> Required task
Lines that hold the word "this" should be located and copied.

> Records provided

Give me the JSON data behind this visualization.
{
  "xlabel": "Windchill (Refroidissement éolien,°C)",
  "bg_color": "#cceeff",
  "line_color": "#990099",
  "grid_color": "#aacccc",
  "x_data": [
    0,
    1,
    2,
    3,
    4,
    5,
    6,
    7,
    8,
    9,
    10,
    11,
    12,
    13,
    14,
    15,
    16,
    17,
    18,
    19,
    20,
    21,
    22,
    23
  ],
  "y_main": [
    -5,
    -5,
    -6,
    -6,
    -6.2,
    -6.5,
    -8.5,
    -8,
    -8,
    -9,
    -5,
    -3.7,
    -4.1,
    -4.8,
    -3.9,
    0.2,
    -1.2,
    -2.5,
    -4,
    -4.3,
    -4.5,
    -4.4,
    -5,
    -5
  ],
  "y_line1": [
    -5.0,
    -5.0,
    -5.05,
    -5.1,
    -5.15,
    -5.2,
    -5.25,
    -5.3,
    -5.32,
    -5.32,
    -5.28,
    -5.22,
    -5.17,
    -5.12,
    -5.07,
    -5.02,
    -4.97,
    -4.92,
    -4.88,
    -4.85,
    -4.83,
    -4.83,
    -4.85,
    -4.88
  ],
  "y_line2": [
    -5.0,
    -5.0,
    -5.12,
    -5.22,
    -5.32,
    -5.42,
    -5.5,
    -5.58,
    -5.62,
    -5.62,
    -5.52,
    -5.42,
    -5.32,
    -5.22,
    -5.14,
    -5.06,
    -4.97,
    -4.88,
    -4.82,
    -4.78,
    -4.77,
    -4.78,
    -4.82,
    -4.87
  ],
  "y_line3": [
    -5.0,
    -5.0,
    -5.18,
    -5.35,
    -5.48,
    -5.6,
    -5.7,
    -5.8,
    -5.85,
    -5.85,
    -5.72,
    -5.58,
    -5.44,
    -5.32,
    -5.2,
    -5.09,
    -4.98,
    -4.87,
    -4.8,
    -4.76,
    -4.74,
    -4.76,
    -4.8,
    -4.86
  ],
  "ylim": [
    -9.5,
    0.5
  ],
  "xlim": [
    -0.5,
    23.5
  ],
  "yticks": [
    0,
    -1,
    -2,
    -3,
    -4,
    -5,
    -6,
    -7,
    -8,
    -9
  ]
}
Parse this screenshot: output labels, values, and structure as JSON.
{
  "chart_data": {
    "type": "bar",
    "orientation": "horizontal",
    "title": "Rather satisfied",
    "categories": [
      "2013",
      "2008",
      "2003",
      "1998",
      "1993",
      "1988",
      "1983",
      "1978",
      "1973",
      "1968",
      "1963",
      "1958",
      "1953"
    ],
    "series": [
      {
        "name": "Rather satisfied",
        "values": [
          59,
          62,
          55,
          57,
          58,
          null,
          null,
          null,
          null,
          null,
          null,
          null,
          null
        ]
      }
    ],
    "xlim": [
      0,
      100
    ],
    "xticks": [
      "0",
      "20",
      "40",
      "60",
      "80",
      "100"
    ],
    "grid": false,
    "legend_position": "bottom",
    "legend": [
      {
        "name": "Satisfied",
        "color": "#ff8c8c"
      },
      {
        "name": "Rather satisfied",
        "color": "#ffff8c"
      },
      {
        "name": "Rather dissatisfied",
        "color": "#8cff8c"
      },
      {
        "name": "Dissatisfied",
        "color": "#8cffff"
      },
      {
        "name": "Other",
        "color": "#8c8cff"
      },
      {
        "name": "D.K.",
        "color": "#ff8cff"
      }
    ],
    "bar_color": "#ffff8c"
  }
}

> Exercise answer
Give me the JSON data behind this visualization.
Parse this screenshot: output labels, values, and structure as JSON.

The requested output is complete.